----- Data entries -----

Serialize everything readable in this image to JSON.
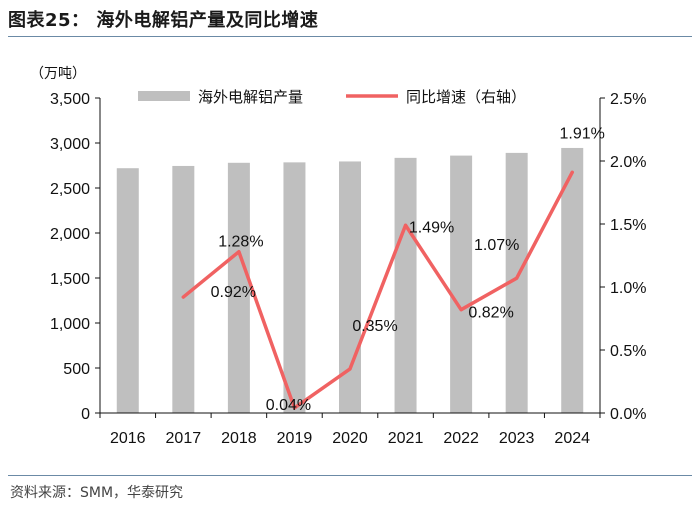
{
  "header": {
    "title": "图表25： 海外电解铝产量及同比增速"
  },
  "footer": {
    "source": "资料来源：SMM，华泰研究"
  },
  "chart_data": {
    "type": "bar+line",
    "categories": [
      "2016",
      "2017",
      "2018",
      "2019",
      "2020",
      "2021",
      "2022",
      "2023",
      "2024"
    ],
    "series": [
      {
        "name": "海外电解铝产量",
        "type": "bar",
        "axis": "left",
        "color": "#bfbfbf",
        "values": [
          2720,
          2745,
          2780,
          2785,
          2795,
          2835,
          2860,
          2890,
          2945
        ]
      },
      {
        "name": "同比增速（右轴）",
        "type": "line",
        "axis": "right",
        "color": "#f06262",
        "values": [
          null,
          0.92,
          1.28,
          0.04,
          0.35,
          1.49,
          0.82,
          1.07,
          1.91
        ],
        "labels": [
          "",
          "0.92%",
          "1.28%",
          "0.04%",
          "0.35%",
          "1.49%",
          "0.82%",
          "1.07%",
          "1.91%"
        ]
      }
    ],
    "y_left": {
      "unit": "（万吨）",
      "range": [
        0,
        3500
      ],
      "ticks": [
        0,
        500,
        1000,
        1500,
        2000,
        2500,
        3000,
        3500
      ],
      "tick_labels": [
        "0",
        "500",
        "1,000",
        "1,500",
        "2,000",
        "2,500",
        "3,000",
        "3,500"
      ]
    },
    "y_right": {
      "range": [
        0,
        2.5
      ],
      "ticks": [
        0,
        0.5,
        1.0,
        1.5,
        2.0,
        2.5
      ],
      "tick_labels": [
        "0.0%",
        "0.5%",
        "1.0%",
        "1.5%",
        "2.0%",
        "2.5%"
      ]
    },
    "legend": {
      "position": "top",
      "items": [
        "海外电解铝产量",
        "同比增速（右轴）"
      ]
    }
  }
}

-----

#### Set task:
Quote all the lines above exactly as given. Do not include the pictures.

#### Written answer:
Serialize everything readable in this image to JSON.
{
  "header": {
    "title": "图表25： 海外电解铝产量及同比增速"
  },
  "footer": {
    "source": "资料来源：SMM，华泰研究"
  },
  "chart_data": {
    "type": "bar+line",
    "categories": [
      "2016",
      "2017",
      "2018",
      "2019",
      "2020",
      "2021",
      "2022",
      "2023",
      "2024"
    ],
    "series": [
      {
        "name": "海外电解铝产量",
        "type": "bar",
        "axis": "left",
        "color": "#bfbfbf",
        "values": [
          2720,
          2745,
          2780,
          2785,
          2795,
          2835,
          2860,
          2890,
          2945
        ]
      },
      {
        "name": "同比增速（右轴）",
        "type": "line",
        "axis": "right",
        "color": "#f06262",
        "values": [
          null,
          0.92,
          1.28,
          0.04,
          0.35,
          1.49,
          0.82,
          1.07,
          1.91
        ],
        "labels": [
          "",
          "0.92%",
          "1.28%",
          "0.04%",
          "0.35%",
          "1.49%",
          "0.82%",
          "1.07%",
          "1.91%"
        ]
      }
    ],
    "y_left": {
      "unit": "（万吨）",
      "range": [
        0,
        3500
      ],
      "ticks": [
        0,
        500,
        1000,
        1500,
        2000,
        2500,
        3000,
        3500
      ],
      "tick_labels": [
        "0",
        "500",
        "1,000",
        "1,500",
        "2,000",
        "2,500",
        "3,000",
        "3,500"
      ]
    },
    "y_right": {
      "range": [
        0,
        2.5
      ],
      "ticks": [
        0,
        0.5,
        1.0,
        1.5,
        2.0,
        2.5
      ],
      "tick_labels": [
        "0.0%",
        "0.5%",
        "1.0%",
        "1.5%",
        "2.0%",
        "2.5%"
      ]
    },
    "legend": {
      "position": "top",
      "items": [
        "海外电解铝产量",
        "同比增速（右轴）"
      ]
    }
  }
}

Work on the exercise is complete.